* To do: Please give the listing again in its entirety, exactly as written.

** Begin Input records **

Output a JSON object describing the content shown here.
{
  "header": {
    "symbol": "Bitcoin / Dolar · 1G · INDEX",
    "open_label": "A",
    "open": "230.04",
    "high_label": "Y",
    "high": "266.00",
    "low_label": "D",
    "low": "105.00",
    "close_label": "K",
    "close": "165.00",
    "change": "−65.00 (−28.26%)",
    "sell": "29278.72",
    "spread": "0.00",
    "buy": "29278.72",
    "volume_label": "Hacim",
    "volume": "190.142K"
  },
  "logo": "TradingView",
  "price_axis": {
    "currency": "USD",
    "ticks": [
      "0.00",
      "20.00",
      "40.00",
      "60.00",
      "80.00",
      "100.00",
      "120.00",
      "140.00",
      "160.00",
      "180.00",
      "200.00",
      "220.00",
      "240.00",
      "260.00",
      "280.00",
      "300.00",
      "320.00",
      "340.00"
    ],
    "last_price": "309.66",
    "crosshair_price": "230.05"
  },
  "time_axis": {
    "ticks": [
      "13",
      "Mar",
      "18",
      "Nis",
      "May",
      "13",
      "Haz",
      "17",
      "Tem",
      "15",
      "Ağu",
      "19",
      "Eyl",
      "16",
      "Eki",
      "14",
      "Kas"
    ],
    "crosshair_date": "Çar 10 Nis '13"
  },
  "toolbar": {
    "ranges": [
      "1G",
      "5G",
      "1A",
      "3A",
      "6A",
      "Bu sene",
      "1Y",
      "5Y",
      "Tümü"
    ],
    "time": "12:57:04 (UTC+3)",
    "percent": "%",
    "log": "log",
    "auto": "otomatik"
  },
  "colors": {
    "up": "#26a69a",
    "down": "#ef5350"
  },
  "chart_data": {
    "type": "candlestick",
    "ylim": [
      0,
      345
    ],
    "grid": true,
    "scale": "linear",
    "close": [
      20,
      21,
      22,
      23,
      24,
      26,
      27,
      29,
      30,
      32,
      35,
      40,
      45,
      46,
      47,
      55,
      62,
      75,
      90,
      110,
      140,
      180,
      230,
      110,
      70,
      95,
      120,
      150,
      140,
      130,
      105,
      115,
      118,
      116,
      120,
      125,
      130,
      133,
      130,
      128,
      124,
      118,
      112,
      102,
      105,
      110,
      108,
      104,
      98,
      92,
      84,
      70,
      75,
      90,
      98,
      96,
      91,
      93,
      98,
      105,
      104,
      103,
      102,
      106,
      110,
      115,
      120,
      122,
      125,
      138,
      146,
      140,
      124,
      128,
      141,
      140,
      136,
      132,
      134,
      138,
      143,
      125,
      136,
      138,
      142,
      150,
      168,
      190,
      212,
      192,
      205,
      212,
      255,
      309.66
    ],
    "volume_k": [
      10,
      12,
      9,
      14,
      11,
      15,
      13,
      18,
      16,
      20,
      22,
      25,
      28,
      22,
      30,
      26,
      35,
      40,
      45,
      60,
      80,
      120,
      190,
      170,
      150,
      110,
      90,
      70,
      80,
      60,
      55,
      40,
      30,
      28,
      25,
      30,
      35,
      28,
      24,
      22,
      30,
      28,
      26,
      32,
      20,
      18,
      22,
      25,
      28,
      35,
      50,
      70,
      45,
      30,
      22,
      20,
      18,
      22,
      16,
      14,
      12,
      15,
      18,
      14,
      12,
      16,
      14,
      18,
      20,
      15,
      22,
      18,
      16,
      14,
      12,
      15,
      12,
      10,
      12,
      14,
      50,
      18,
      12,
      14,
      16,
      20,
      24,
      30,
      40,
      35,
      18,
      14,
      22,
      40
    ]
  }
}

** End Input records **

* The response:
Output a JSON object describing the content shown here.
{
  "header": {
    "symbol": "Bitcoin / Dolar · 1G · INDEX",
    "open_label": "A",
    "open": "230.04",
    "high_label": "Y",
    "high": "266.00",
    "low_label": "D",
    "low": "105.00",
    "close_label": "K",
    "close": "165.00",
    "change": "−65.00 (−28.26%)",
    "sell": "29278.72",
    "spread": "0.00",
    "buy": "29278.72",
    "volume_label": "Hacim",
    "volume": "190.142K"
  },
  "logo": "TradingView",
  "price_axis": {
    "currency": "USD",
    "ticks": [
      "0.00",
      "20.00",
      "40.00",
      "60.00",
      "80.00",
      "100.00",
      "120.00",
      "140.00",
      "160.00",
      "180.00",
      "200.00",
      "220.00",
      "240.00",
      "260.00",
      "280.00",
      "300.00",
      "320.00",
      "340.00"
    ],
    "last_price": "309.66",
    "crosshair_price": "230.05"
  },
  "time_axis": {
    "ticks": [
      "13",
      "Mar",
      "18",
      "Nis",
      "May",
      "13",
      "Haz",
      "17",
      "Tem",
      "15",
      "Ağu",
      "19",
      "Eyl",
      "16",
      "Eki",
      "14",
      "Kas"
    ],
    "crosshair_date": "Çar 10 Nis '13"
  },
  "toolbar": {
    "ranges": [
      "1G",
      "5G",
      "1A",
      "3A",
      "6A",
      "Bu sene",
      "1Y",
      "5Y",
      "Tümü"
    ],
    "time": "12:57:04 (UTC+3)",
    "percent": "%",
    "log": "log",
    "auto": "otomatik"
  },
  "colors": {
    "up": "#26a69a",
    "down": "#ef5350"
  },
  "chart_data": {
    "type": "candlestick",
    "ylim": [
      0,
      345
    ],
    "grid": true,
    "scale": "linear",
    "close": [
      20,
      21,
      22,
      23,
      24,
      26,
      27,
      29,
      30,
      32,
      35,
      40,
      45,
      46,
      47,
      55,
      62,
      75,
      90,
      110,
      140,
      180,
      230,
      110,
      70,
      95,
      120,
      150,
      140,
      130,
      105,
      115,
      118,
      116,
      120,
      125,
      130,
      133,
      130,
      128,
      124,
      118,
      112,
      102,
      105,
      110,
      108,
      104,
      98,
      92,
      84,
      70,
      75,
      90,
      98,
      96,
      91,
      93,
      98,
      105,
      104,
      103,
      102,
      106,
      110,
      115,
      120,
      122,
      125,
      138,
      146,
      140,
      124,
      128,
      141,
      140,
      136,
      132,
      134,
      138,
      143,
      125,
      136,
      138,
      142,
      150,
      168,
      190,
      212,
      192,
      205,
      212,
      255,
      309.66
    ],
    "volume_k": [
      10,
      12,
      9,
      14,
      11,
      15,
      13,
      18,
      16,
      20,
      22,
      25,
      28,
      22,
      30,
      26,
      35,
      40,
      45,
      60,
      80,
      120,
      190,
      170,
      150,
      110,
      90,
      70,
      80,
      60,
      55,
      40,
      30,
      28,
      25,
      30,
      35,
      28,
      24,
      22,
      30,
      28,
      26,
      32,
      20,
      18,
      22,
      25,
      28,
      35,
      50,
      70,
      45,
      30,
      22,
      20,
      18,
      22,
      16,
      14,
      12,
      15,
      18,
      14,
      12,
      16,
      14,
      18,
      20,
      15,
      22,
      18,
      16,
      14,
      12,
      15,
      12,
      10,
      12,
      14,
      50,
      18,
      12,
      14,
      16,
      20,
      24,
      30,
      40,
      35,
      18,
      14,
      22,
      40
    ]
  }
}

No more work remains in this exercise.